What is asked:
Every record below is to be retyped exactly.

# Start of Data

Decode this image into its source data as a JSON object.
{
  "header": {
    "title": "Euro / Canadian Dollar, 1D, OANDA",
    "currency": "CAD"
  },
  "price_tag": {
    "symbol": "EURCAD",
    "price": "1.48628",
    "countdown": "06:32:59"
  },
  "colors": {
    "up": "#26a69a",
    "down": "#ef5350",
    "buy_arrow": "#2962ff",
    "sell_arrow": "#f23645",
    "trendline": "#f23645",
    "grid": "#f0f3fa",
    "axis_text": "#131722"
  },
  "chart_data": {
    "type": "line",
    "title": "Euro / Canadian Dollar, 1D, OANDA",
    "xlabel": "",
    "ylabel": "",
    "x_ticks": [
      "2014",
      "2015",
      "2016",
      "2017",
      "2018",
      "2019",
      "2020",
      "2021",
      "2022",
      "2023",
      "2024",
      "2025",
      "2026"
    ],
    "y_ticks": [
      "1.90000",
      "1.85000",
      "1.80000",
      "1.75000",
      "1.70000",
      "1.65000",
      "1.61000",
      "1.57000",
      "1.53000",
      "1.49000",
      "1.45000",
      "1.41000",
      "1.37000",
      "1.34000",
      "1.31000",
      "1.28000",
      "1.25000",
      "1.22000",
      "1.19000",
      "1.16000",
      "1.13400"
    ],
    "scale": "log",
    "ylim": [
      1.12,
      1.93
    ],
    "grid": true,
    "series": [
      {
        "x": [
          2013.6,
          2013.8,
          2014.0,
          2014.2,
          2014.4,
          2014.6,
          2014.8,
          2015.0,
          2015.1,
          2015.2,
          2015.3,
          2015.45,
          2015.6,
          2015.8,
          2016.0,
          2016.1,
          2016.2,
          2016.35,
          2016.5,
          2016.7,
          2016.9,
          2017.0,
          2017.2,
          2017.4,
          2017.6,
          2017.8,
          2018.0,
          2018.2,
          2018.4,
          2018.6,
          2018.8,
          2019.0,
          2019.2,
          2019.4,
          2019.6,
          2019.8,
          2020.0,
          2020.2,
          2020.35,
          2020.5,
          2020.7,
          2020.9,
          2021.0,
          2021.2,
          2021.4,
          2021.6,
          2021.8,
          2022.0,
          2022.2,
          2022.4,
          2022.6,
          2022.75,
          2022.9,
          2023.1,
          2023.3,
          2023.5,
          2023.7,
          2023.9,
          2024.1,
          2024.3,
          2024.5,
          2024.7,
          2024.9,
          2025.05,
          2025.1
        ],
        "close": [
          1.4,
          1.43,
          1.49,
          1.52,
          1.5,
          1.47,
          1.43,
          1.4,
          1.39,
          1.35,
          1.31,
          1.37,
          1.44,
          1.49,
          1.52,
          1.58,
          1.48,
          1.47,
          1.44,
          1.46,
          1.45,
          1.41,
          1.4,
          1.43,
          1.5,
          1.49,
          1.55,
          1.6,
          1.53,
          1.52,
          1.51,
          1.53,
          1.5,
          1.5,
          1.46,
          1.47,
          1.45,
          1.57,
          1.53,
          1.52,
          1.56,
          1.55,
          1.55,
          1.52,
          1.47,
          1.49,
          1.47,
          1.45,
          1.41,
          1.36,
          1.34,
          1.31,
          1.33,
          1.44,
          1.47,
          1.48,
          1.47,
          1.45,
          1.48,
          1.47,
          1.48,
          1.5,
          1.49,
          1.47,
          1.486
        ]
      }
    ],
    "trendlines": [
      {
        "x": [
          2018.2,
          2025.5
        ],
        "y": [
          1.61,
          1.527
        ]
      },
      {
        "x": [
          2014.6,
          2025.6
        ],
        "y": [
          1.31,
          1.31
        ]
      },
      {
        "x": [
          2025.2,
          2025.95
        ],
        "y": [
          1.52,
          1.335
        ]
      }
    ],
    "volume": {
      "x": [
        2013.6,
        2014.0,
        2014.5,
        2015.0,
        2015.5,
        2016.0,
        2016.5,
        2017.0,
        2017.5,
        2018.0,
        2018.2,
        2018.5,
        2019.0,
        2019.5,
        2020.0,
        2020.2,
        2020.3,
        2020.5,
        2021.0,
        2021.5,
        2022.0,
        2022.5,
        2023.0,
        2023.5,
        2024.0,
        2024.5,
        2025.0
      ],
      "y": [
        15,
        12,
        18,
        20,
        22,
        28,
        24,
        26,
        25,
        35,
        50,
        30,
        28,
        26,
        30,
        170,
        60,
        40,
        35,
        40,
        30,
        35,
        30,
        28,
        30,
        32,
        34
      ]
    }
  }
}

# End of Data

Completed exercise:
Decode this image into its source data as a JSON object.
{
  "header": {
    "title": "Euro / Canadian Dollar, 1D, OANDA",
    "currency": "CAD"
  },
  "price_tag": {
    "symbol": "EURCAD",
    "price": "1.48628",
    "countdown": "06:32:59"
  },
  "colors": {
    "up": "#26a69a",
    "down": "#ef5350",
    "buy_arrow": "#2962ff",
    "sell_arrow": "#f23645",
    "trendline": "#f23645",
    "grid": "#f0f3fa",
    "axis_text": "#131722"
  },
  "chart_data": {
    "type": "line",
    "title": "Euro / Canadian Dollar, 1D, OANDA",
    "xlabel": "",
    "ylabel": "",
    "x_ticks": [
      "2014",
      "2015",
      "2016",
      "2017",
      "2018",
      "2019",
      "2020",
      "2021",
      "2022",
      "2023",
      "2024",
      "2025",
      "2026"
    ],
    "y_ticks": [
      "1.90000",
      "1.85000",
      "1.80000",
      "1.75000",
      "1.70000",
      "1.65000",
      "1.61000",
      "1.57000",
      "1.53000",
      "1.49000",
      "1.45000",
      "1.41000",
      "1.37000",
      "1.34000",
      "1.31000",
      "1.28000",
      "1.25000",
      "1.22000",
      "1.19000",
      "1.16000",
      "1.13400"
    ],
    "scale": "log",
    "ylim": [
      1.12,
      1.93
    ],
    "grid": true,
    "series": [
      {
        "x": [
          2013.6,
          2013.8,
          2014.0,
          2014.2,
          2014.4,
          2014.6,
          2014.8,
          2015.0,
          2015.1,
          2015.2,
          2015.3,
          2015.45,
          2015.6,
          2015.8,
          2016.0,
          2016.1,
          2016.2,
          2016.35,
          2016.5,
          2016.7,
          2016.9,
          2017.0,
          2017.2,
          2017.4,
          2017.6,
          2017.8,
          2018.0,
          2018.2,
          2018.4,
          2018.6,
          2018.8,
          2019.0,
          2019.2,
          2019.4,
          2019.6,
          2019.8,
          2020.0,
          2020.2,
          2020.35,
          2020.5,
          2020.7,
          2020.9,
          2021.0,
          2021.2,
          2021.4,
          2021.6,
          2021.8,
          2022.0,
          2022.2,
          2022.4,
          2022.6,
          2022.75,
          2022.9,
          2023.1,
          2023.3,
          2023.5,
          2023.7,
          2023.9,
          2024.1,
          2024.3,
          2024.5,
          2024.7,
          2024.9,
          2025.05,
          2025.1
        ],
        "close": [
          1.4,
          1.43,
          1.49,
          1.52,
          1.5,
          1.47,
          1.43,
          1.4,
          1.39,
          1.35,
          1.31,
          1.37,
          1.44,
          1.49,
          1.52,
          1.58,
          1.48,
          1.47,
          1.44,
          1.46,
          1.45,
          1.41,
          1.4,
          1.43,
          1.5,
          1.49,
          1.55,
          1.6,
          1.53,
          1.52,
          1.51,
          1.53,
          1.5,
          1.5,
          1.46,
          1.47,
          1.45,
          1.57,
          1.53,
          1.52,
          1.56,
          1.55,
          1.55,
          1.52,
          1.47,
          1.49,
          1.47,
          1.45,
          1.41,
          1.36,
          1.34,
          1.31,
          1.33,
          1.44,
          1.47,
          1.48,
          1.47,
          1.45,
          1.48,
          1.47,
          1.48,
          1.5,
          1.49,
          1.47,
          1.486
        ]
      }
    ],
    "trendlines": [
      {
        "x": [
          2018.2,
          2025.5
        ],
        "y": [
          1.61,
          1.527
        ]
      },
      {
        "x": [
          2014.6,
          2025.6
        ],
        "y": [
          1.31,
          1.31
        ]
      },
      {
        "x": [
          2025.2,
          2025.95
        ],
        "y": [
          1.52,
          1.335
        ]
      }
    ],
    "volume": {
      "x": [
        2013.6,
        2014.0,
        2014.5,
        2015.0,
        2015.5,
        2016.0,
        2016.5,
        2017.0,
        2017.5,
        2018.0,
        2018.2,
        2018.5,
        2019.0,
        2019.5,
        2020.0,
        2020.2,
        2020.3,
        2020.5,
        2021.0,
        2021.5,
        2022.0,
        2022.5,
        2023.0,
        2023.5,
        2024.0,
        2024.5,
        2025.0
      ],
      "y": [
        15,
        12,
        18,
        20,
        22,
        28,
        24,
        26,
        25,
        35,
        50,
        30,
        28,
        26,
        30,
        170,
        60,
        40,
        35,
        40,
        30,
        35,
        30,
        28,
        30,
        32,
        34
      ]
    }
  }
}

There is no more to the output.